_INSTRUCTION_.
Go through the lines below and copy each one that holds the string "text".

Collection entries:
+ + + + + + +
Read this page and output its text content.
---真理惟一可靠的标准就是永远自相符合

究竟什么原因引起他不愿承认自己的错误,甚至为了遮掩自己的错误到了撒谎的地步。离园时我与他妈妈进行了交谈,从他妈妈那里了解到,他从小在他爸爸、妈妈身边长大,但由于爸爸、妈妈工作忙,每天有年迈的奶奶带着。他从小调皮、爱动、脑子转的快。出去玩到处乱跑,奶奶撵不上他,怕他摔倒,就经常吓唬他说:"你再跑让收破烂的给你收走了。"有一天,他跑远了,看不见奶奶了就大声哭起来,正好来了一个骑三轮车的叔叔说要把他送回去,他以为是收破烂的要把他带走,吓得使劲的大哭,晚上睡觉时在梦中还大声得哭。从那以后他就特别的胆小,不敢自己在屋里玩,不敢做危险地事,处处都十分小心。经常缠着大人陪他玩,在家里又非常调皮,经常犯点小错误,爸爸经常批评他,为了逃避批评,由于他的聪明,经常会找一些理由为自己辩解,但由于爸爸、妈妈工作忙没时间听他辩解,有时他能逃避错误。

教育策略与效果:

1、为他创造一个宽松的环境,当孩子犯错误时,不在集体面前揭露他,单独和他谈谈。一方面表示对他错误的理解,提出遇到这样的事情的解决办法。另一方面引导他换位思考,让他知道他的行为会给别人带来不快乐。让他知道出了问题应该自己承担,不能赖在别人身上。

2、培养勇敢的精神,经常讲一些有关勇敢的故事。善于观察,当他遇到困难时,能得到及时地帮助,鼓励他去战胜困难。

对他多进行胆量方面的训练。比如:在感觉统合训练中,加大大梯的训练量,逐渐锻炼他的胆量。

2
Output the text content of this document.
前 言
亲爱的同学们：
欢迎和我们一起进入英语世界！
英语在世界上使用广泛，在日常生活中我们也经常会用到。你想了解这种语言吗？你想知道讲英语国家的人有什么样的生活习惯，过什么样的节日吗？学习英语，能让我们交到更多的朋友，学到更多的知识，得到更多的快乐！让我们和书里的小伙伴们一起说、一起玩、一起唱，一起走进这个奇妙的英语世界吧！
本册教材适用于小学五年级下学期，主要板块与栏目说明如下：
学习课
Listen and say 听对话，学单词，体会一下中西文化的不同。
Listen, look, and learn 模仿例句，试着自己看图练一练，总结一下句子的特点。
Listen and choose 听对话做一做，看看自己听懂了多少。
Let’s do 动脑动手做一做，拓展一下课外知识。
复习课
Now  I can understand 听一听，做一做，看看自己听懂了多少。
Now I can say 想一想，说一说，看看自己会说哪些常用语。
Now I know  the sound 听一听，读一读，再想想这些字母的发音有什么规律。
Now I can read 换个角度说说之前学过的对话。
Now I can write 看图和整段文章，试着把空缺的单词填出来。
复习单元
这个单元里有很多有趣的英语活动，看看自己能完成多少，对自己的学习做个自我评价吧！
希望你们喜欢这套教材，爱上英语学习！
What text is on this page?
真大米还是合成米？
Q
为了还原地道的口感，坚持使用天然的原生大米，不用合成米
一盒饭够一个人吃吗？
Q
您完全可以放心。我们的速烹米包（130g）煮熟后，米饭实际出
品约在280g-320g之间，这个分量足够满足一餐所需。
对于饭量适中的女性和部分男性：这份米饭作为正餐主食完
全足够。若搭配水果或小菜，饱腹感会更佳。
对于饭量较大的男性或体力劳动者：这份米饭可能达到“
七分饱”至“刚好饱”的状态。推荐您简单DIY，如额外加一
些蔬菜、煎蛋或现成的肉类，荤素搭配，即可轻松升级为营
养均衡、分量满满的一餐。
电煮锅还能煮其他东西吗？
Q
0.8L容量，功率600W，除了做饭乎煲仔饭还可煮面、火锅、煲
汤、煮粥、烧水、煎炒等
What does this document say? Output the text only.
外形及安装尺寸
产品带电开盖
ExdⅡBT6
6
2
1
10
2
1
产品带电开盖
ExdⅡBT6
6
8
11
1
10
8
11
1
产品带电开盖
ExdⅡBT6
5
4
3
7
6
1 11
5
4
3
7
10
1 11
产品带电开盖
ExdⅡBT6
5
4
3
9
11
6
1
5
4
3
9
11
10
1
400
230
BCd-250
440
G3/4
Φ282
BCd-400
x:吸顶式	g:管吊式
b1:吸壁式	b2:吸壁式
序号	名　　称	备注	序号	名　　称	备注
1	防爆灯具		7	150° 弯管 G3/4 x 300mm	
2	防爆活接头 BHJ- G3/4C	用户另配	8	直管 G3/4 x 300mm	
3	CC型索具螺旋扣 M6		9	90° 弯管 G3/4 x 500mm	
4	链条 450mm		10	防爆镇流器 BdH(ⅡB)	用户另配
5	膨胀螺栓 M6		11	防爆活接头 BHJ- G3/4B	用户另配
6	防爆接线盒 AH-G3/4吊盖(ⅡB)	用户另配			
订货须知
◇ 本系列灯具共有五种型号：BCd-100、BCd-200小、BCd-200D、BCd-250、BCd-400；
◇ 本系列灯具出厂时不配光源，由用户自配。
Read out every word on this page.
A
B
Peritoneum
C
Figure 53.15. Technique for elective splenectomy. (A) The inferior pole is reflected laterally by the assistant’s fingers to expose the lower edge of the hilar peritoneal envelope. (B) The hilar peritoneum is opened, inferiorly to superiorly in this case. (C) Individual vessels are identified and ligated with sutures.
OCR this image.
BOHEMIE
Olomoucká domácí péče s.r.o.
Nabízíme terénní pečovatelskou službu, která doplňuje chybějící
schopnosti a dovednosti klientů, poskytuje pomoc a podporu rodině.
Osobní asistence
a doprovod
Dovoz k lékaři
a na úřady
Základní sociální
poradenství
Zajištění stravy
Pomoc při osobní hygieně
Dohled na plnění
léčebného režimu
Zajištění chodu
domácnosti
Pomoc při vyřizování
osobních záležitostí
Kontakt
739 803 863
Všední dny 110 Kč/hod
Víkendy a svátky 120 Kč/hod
+ + + + + + +
_SOLVED PROBLEM_.
Read this page and output its text content.
Output the text content of this document.
What text is on this page?
What does this document say? Output the text only.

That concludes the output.